---- THE RECORDS
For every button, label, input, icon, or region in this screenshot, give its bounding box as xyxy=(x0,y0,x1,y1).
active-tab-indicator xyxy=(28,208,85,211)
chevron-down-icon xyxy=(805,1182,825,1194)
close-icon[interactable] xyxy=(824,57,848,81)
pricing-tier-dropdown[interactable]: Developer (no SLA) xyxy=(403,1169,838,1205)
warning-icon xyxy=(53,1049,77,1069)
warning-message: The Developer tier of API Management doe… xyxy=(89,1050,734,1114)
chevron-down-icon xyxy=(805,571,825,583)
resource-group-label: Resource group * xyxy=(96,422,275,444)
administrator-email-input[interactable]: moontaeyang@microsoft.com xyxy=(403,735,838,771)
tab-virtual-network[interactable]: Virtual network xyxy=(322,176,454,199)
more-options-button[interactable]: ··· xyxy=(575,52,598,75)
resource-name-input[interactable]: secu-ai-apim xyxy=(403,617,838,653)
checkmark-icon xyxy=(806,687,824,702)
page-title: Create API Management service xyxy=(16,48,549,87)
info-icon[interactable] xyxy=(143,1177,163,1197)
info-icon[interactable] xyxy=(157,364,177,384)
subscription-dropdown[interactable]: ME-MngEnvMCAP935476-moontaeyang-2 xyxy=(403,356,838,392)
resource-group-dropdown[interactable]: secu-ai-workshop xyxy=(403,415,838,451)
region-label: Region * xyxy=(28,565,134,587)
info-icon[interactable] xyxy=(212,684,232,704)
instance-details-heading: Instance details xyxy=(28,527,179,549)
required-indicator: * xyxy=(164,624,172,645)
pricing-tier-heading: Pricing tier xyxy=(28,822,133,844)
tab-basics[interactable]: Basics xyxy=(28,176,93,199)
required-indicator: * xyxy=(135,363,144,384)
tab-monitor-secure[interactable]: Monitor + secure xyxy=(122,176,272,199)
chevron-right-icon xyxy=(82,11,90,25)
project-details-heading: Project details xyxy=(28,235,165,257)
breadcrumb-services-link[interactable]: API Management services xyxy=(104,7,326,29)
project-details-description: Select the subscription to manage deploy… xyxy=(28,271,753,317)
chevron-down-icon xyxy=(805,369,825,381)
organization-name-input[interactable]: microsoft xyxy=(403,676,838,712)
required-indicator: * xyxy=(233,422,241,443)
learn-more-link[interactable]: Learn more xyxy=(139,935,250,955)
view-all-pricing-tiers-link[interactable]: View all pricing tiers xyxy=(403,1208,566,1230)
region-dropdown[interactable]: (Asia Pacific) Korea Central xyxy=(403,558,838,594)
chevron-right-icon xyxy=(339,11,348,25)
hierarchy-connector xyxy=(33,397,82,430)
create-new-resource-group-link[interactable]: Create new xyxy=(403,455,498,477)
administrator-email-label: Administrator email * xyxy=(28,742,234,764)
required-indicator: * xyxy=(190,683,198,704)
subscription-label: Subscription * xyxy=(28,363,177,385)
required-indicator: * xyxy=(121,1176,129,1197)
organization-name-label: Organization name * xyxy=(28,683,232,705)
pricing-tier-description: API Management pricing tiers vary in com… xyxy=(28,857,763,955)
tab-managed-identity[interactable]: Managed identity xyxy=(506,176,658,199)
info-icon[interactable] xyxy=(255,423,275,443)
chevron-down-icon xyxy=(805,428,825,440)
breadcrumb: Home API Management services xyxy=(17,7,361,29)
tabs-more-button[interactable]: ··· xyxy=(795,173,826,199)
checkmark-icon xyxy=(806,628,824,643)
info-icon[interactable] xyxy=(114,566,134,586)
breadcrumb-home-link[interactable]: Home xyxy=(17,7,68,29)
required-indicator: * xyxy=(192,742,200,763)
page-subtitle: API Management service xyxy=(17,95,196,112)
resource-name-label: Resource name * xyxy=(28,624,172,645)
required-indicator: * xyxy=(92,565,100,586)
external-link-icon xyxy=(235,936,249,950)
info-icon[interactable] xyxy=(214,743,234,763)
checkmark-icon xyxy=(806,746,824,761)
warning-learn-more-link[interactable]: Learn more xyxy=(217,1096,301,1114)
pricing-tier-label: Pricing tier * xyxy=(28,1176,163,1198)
--------
__PROBLEM TO WORK ON__: Reformat the portion of the listing from its first line through the line containing "project-details-heading: Project details", inclusive, as a numbered list, and omit any blank lines.

__ANSWER TO THIS EXERCISE__:
1. For every button, label, input, icon, or region in this screenshot, give its bounding box as xyxy=(x0,y0,x1,y1).
2. active-tab-indicator xyxy=(28,208,85,211)
3. chevron-down-icon xyxy=(805,1182,825,1194)
4. close-icon[interactable] xyxy=(824,57,848,81)
5. pricing-tier-dropdown[interactable]: Developer (no SLA) xyxy=(403,1169,838,1205)
6. warning-icon xyxy=(53,1049,77,1069)
7. warning-message: The Developer tier of API Management doe… xyxy=(89,1050,734,1114)
8. chevron-down-icon xyxy=(805,571,825,583)
9. resource-group-label: Resource group * xyxy=(96,422,275,444)
10. administrator-email-input[interactable]: moontaeyang@microsoft.com xyxy=(403,735,838,771)
11. tab-virtual-network[interactable]: Virtual network xyxy=(322,176,454,199)
12. more-options-button[interactable]: ··· xyxy=(575,52,598,75)
13. resource-name-input[interactable]: secu-ai-apim xyxy=(403,617,838,653)
14. checkmark-icon xyxy=(806,687,824,702)
15. page-title: Create API Management service xyxy=(16,48,549,87)
16. info-icon[interactable] xyxy=(143,1177,163,1197)
17. info-icon[interactable] xyxy=(157,364,177,384)
18. subscription-dropdown[interactable]: ME-MngEnvMCAP935476-moontaeyang-2 xyxy=(403,356,838,392)
19. resource-group-dropdown[interactable]: secu-ai-workshop xyxy=(403,415,838,451)
20. region-label: Region * xyxy=(28,565,134,587)
21. info-icon[interactable] xyxy=(212,684,232,704)
22. instance-details-heading: Instance details xyxy=(28,527,179,549)
23. required-indicator: * xyxy=(164,624,172,645)
24. pricing-tier-heading: Pricing tier xyxy=(28,822,133,844)
25. tab-basics[interactable]: Basics xyxy=(28,176,93,199)
26. required-indicator: * xyxy=(135,363,144,384)
27. tab-monitor-secure[interactable]: Monitor + secure xyxy=(122,176,272,199)
28. chevron-right-icon xyxy=(82,11,90,25)
29. project-details-heading: Project details xyxy=(28,235,165,257)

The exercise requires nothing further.